Records that describe figures
········

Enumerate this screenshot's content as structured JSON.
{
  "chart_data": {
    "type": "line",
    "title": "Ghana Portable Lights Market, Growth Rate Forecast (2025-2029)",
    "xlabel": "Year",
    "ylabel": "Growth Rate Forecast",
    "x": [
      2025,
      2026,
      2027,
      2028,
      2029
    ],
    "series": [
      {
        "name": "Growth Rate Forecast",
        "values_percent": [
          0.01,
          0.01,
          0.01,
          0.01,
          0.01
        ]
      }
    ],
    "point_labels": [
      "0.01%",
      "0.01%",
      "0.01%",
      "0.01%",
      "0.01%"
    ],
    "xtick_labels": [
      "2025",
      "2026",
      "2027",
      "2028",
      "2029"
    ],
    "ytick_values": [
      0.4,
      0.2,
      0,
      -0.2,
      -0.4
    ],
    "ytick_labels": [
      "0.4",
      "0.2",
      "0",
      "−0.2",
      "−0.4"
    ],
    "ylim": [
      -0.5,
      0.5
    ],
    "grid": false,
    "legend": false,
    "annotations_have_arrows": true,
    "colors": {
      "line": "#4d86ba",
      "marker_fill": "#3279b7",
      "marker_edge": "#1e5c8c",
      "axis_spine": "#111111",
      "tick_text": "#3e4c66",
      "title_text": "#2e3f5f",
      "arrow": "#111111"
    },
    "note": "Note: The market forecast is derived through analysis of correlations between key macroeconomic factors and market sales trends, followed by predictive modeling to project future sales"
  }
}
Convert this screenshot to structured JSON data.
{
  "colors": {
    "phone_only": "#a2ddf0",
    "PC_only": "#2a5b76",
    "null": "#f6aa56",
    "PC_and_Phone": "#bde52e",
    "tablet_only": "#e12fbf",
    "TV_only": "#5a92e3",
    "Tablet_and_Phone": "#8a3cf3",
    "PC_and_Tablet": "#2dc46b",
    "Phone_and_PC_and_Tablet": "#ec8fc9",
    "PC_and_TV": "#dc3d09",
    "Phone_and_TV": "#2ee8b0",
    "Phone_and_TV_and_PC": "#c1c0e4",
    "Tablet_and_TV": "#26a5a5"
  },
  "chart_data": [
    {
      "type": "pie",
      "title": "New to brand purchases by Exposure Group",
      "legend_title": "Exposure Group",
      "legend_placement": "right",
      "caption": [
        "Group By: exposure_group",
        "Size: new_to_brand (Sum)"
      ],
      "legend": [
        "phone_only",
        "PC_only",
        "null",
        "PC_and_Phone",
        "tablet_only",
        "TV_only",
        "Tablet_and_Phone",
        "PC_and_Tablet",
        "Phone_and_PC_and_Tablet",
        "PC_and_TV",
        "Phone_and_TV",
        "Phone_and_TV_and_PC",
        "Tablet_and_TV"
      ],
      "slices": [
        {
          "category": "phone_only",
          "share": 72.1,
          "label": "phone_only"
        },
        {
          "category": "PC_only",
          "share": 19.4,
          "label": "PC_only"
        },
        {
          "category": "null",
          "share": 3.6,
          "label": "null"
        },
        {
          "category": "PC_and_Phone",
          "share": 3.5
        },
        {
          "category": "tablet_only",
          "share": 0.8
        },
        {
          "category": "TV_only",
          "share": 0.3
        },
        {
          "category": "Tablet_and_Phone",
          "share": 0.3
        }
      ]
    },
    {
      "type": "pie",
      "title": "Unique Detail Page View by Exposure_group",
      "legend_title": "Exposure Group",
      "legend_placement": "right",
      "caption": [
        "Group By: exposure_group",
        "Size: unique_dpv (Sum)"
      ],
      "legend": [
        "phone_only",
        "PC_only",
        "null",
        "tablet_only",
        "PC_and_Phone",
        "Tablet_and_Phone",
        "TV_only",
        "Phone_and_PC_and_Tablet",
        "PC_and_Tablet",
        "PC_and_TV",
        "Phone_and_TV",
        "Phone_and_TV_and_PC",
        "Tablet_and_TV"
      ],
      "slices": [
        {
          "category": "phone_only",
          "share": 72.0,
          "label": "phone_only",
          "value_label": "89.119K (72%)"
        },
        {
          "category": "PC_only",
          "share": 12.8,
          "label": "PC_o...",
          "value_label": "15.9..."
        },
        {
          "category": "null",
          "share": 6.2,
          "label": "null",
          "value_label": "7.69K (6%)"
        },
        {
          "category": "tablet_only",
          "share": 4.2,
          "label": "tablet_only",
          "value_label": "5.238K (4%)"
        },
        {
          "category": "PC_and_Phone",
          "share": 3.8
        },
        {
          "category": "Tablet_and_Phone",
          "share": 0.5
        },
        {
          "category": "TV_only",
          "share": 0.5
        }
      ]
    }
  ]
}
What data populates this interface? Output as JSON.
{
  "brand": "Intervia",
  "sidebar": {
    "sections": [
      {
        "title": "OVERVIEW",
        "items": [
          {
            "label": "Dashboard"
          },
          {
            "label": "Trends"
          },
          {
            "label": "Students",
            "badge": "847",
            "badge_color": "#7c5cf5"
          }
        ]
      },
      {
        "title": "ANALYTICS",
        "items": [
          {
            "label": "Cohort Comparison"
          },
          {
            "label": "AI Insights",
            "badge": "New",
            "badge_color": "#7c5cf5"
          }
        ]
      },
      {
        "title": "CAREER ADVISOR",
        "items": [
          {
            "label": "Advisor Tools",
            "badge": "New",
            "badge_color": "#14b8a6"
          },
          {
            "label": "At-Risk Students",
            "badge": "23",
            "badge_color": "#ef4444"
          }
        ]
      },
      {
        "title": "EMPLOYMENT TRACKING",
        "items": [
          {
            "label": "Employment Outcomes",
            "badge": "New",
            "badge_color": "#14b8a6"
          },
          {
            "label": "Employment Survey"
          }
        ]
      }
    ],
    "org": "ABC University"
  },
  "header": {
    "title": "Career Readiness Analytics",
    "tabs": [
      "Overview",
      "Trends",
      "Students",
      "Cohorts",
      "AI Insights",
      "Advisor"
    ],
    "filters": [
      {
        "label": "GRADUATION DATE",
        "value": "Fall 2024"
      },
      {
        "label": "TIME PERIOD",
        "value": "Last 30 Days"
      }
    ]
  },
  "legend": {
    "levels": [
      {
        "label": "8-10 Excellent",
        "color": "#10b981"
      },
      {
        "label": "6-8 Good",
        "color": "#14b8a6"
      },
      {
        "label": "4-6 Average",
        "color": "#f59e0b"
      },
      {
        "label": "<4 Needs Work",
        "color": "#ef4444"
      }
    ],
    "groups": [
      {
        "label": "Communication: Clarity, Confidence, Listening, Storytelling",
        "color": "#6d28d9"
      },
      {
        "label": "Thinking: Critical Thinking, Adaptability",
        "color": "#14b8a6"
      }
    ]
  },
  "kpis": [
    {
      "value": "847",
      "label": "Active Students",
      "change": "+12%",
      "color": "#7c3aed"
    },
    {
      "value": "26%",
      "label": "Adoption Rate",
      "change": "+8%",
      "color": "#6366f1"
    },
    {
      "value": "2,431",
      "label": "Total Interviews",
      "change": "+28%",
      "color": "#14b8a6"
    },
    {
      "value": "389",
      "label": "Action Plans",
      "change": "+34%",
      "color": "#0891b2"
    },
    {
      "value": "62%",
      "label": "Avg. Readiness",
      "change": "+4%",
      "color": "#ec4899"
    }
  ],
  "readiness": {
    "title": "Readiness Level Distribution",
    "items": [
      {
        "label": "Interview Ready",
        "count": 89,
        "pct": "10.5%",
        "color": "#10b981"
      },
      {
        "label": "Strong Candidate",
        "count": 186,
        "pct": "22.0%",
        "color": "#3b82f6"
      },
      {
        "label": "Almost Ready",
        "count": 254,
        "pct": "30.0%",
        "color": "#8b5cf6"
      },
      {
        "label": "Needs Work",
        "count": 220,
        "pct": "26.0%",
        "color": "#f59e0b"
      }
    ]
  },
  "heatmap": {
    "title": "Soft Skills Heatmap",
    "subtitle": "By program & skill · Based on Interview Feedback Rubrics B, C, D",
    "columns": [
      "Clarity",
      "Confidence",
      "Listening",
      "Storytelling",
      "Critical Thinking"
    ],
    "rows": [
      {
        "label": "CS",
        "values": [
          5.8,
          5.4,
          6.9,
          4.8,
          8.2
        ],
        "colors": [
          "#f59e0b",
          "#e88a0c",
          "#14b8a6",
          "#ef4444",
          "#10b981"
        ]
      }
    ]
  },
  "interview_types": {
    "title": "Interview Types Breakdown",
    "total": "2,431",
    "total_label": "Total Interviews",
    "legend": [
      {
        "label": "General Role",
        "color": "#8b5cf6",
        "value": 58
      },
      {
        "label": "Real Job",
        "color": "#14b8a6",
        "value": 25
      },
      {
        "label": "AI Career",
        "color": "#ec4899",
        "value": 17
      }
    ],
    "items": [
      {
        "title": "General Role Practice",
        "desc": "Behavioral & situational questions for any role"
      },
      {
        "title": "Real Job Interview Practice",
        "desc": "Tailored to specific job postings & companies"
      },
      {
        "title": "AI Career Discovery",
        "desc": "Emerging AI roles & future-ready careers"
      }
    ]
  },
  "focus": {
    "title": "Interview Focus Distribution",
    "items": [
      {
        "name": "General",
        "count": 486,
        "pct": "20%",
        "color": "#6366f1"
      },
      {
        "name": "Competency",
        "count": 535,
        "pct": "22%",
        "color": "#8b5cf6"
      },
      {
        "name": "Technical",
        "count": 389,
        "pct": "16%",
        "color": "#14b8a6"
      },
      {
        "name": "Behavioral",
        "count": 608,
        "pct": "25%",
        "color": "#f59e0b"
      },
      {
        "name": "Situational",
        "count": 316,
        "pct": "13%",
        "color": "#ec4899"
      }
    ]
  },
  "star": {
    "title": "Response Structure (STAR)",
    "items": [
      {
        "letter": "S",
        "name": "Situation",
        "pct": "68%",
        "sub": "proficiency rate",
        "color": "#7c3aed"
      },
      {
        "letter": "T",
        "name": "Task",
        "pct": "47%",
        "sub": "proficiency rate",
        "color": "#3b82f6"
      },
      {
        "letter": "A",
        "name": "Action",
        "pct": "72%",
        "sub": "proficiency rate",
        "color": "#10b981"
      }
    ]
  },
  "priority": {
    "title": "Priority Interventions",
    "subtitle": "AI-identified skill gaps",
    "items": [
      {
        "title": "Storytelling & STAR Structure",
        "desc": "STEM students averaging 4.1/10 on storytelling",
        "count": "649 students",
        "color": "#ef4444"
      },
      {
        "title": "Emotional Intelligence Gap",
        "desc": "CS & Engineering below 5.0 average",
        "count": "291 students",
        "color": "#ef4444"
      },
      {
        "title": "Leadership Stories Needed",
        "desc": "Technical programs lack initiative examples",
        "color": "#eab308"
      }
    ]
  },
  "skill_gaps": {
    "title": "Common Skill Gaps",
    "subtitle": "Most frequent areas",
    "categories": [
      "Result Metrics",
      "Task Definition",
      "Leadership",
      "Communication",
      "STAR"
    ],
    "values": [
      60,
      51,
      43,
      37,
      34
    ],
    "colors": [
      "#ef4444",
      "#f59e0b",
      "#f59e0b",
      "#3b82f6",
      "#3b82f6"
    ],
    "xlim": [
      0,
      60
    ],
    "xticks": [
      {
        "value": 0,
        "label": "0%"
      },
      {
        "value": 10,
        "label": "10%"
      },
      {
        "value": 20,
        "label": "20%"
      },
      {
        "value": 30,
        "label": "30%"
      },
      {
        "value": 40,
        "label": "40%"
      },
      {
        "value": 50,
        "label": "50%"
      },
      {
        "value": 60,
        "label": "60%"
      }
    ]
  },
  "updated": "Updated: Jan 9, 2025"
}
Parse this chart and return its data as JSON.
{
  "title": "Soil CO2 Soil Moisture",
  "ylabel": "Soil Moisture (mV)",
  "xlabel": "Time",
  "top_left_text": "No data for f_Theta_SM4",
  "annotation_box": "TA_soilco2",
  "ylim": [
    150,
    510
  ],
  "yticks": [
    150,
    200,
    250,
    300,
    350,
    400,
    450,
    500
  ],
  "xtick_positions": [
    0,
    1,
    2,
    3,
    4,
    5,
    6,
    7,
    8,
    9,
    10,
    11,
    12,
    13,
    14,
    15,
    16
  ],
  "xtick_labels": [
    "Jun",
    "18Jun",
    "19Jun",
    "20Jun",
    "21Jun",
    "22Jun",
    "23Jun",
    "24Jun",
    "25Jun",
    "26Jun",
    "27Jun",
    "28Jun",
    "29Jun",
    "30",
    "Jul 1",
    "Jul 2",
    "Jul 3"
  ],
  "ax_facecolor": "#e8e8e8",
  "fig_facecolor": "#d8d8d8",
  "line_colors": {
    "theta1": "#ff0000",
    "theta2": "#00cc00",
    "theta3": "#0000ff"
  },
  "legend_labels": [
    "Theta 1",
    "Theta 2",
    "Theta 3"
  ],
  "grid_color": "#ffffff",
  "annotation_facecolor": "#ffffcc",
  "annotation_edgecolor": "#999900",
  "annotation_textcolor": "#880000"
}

········

== Required task ==
Gather each line in these records that contains the string "Interviews".

== The output ==
      "label": "Total Interviews",
    "total_label": "Total Interviews",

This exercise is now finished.